▼▼▼

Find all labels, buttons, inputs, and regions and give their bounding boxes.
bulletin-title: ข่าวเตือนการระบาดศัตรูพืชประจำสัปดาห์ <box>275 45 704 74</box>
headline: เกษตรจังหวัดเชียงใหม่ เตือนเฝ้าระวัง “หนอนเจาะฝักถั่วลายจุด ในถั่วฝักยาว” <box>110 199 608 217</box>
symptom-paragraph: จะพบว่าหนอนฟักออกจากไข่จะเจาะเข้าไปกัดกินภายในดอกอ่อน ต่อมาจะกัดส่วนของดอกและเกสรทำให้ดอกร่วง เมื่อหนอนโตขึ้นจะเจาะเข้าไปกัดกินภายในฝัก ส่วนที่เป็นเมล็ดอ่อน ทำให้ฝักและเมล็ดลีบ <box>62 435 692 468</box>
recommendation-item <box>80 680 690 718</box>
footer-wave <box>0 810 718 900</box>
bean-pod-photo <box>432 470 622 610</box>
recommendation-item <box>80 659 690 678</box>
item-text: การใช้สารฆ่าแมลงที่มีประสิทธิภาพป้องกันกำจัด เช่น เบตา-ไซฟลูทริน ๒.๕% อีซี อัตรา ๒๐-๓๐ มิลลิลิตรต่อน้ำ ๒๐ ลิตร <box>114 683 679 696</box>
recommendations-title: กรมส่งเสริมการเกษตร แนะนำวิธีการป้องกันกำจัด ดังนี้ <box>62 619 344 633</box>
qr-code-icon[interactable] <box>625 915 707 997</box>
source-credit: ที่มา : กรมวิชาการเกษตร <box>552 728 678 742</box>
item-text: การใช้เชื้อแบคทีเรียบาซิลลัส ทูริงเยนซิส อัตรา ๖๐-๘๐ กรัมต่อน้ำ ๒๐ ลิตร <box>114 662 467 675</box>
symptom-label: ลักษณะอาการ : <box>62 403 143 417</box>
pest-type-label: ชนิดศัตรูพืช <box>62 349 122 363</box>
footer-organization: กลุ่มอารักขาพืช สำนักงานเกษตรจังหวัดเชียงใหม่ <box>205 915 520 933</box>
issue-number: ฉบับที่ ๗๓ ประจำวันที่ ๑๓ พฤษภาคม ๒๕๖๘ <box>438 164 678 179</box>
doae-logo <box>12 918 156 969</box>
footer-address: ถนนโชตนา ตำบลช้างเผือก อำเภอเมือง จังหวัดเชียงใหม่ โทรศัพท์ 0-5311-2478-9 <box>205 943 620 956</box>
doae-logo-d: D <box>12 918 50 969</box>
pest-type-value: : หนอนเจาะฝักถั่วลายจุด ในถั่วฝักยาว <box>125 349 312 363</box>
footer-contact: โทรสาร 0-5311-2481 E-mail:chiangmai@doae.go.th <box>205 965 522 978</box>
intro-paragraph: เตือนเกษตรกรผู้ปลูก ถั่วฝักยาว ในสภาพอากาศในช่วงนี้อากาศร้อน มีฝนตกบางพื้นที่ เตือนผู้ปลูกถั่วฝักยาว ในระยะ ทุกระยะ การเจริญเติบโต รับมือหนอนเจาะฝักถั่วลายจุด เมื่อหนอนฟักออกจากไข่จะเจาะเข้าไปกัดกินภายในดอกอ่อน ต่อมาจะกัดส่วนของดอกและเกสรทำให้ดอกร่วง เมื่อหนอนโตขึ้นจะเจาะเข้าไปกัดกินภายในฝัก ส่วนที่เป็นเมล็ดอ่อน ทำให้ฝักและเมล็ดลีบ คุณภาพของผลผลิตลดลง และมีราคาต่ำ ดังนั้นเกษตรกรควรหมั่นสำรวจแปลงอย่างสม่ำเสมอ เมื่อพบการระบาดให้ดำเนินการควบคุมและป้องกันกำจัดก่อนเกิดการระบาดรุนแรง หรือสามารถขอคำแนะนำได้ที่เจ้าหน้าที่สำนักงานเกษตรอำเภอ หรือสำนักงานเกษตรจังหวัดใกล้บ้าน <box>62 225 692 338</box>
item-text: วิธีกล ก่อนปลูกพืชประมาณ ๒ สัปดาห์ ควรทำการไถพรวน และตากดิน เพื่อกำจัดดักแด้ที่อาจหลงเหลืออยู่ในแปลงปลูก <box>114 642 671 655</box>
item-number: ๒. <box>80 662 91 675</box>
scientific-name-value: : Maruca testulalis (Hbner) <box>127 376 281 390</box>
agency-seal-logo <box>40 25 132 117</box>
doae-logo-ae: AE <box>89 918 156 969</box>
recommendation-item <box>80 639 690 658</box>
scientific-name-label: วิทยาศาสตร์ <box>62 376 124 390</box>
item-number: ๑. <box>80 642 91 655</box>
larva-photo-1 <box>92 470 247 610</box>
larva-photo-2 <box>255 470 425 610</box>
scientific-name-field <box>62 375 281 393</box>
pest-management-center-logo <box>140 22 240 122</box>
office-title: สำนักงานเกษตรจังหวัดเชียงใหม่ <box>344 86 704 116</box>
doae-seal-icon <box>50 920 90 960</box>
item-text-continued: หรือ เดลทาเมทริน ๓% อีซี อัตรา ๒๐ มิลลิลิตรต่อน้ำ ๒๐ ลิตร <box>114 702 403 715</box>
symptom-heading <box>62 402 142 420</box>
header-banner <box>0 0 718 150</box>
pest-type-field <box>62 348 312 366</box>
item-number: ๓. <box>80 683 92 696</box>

▲▲▲

*Exercise details*: Which lines in the data above contain the string "doae"? Pull out every one of them, matching case exactly.

*Output of the task*:
doae-logo <box>12 918 156 969</box>
doae-logo-d: D <box>12 918 50 969</box>
footer-contact: โทรสาร 0-5311-2481 E-mail:chiangmai@doae.go.th <box>205 965 522 978</box>
doae-logo-ae: AE <box>89 918 156 969</box>
doae-seal-icon <box>50 920 90 960</box>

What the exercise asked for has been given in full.